#### [Stated exercise]
Below are the records; pull every line that includes "user".

(Data extracted from a collection)
※ ※ ※
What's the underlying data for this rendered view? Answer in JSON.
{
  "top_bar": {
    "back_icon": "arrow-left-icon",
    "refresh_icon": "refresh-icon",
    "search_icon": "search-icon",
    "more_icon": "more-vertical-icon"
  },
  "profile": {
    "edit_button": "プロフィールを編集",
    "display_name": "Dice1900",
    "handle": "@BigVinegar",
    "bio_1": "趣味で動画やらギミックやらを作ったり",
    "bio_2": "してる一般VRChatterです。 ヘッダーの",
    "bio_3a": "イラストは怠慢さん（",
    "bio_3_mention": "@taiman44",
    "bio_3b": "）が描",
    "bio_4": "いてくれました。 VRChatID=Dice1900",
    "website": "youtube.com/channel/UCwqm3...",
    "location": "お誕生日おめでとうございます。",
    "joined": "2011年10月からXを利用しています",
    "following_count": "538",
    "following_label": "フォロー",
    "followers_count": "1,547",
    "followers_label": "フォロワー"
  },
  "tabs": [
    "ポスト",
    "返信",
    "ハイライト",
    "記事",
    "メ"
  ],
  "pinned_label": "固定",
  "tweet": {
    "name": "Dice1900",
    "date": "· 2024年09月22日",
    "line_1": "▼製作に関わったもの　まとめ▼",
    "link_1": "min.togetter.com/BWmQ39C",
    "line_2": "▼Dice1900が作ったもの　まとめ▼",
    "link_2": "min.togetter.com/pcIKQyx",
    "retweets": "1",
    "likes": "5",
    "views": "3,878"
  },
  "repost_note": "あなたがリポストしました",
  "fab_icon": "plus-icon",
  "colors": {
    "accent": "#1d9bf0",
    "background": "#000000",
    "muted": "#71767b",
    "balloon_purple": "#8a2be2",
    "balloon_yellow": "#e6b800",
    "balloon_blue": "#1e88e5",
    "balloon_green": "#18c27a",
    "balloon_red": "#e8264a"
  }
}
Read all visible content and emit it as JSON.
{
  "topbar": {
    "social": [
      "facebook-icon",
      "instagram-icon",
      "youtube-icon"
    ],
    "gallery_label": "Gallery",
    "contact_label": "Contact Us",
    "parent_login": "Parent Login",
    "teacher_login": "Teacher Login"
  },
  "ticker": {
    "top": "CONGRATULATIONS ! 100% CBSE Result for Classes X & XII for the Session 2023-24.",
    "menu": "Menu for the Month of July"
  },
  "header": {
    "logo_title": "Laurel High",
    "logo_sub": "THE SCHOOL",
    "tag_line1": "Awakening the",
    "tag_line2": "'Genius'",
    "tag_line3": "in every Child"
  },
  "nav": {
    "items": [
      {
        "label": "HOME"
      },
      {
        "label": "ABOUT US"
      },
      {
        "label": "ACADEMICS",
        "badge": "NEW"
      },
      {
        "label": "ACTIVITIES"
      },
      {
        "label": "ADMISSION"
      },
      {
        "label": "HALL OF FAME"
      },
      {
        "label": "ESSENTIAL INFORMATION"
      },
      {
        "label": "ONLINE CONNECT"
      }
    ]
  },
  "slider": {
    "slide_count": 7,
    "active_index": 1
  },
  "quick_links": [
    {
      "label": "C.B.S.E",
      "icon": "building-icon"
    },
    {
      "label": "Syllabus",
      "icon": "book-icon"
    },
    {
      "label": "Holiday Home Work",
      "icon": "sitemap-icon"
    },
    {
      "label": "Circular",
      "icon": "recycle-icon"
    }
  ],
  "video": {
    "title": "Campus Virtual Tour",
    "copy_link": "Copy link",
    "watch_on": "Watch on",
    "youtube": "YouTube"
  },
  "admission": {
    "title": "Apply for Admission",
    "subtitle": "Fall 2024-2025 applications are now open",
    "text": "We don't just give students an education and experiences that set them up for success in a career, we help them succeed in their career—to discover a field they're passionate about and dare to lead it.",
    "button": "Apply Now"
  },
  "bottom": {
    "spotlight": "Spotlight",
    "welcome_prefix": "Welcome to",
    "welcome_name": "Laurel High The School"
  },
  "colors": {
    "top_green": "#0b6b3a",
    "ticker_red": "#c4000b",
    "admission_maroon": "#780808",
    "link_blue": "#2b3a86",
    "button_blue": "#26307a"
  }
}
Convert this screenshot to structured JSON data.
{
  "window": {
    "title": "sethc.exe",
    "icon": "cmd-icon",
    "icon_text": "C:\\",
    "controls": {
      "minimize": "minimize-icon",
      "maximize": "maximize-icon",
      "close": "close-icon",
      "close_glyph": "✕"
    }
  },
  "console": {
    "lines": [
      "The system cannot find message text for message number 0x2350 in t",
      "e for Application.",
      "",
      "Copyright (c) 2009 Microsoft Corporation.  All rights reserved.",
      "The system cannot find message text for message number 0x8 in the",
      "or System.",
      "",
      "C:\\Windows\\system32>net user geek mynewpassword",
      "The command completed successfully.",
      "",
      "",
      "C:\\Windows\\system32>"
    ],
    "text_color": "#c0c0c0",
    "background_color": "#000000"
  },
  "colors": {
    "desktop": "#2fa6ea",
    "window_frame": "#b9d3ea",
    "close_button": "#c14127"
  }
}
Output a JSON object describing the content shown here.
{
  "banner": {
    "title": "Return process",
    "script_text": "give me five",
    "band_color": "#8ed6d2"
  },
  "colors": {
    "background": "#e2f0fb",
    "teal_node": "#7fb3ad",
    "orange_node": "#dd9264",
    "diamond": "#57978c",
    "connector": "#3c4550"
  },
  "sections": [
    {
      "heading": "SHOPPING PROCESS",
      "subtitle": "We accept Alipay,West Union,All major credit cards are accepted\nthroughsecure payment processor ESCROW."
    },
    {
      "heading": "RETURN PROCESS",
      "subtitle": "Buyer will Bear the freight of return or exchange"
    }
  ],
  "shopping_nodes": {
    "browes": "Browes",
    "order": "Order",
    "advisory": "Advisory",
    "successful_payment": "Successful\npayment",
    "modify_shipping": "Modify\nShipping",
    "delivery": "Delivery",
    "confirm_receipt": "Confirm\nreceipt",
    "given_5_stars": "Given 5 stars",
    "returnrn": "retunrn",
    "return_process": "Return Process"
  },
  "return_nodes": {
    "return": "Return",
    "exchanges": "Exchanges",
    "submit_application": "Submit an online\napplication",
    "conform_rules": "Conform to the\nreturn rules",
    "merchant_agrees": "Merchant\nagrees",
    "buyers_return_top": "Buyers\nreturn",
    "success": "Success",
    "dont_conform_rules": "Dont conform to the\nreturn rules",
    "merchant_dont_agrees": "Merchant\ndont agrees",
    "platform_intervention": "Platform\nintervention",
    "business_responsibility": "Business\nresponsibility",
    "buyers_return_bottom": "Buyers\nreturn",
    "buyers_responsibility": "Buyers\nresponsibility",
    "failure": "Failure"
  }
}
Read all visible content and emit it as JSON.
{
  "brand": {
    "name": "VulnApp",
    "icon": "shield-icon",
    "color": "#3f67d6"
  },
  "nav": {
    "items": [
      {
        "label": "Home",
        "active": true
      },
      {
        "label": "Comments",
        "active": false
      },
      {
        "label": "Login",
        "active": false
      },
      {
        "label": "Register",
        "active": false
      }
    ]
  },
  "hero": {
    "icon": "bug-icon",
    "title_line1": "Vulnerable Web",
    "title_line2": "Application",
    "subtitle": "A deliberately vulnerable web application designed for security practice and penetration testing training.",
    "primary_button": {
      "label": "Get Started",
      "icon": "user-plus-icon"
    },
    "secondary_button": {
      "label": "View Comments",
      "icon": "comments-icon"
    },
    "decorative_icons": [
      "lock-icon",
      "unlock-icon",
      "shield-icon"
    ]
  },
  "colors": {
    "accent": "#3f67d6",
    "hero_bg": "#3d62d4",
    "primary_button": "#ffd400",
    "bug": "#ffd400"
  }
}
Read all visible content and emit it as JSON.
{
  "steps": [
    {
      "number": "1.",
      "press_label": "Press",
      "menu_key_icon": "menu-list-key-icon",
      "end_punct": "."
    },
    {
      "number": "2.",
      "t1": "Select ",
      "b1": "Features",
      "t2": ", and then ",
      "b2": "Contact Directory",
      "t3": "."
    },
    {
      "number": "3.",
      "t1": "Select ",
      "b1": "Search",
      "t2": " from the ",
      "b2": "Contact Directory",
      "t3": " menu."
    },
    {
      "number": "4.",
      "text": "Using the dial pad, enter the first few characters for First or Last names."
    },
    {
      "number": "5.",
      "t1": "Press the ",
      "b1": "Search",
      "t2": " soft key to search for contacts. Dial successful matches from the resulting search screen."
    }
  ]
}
※ ※ ※
#### [Answer to the exercise]
      "C:\\Windows\\system32>net user geek mynewpassword",
      "icon": "user-plus-icon"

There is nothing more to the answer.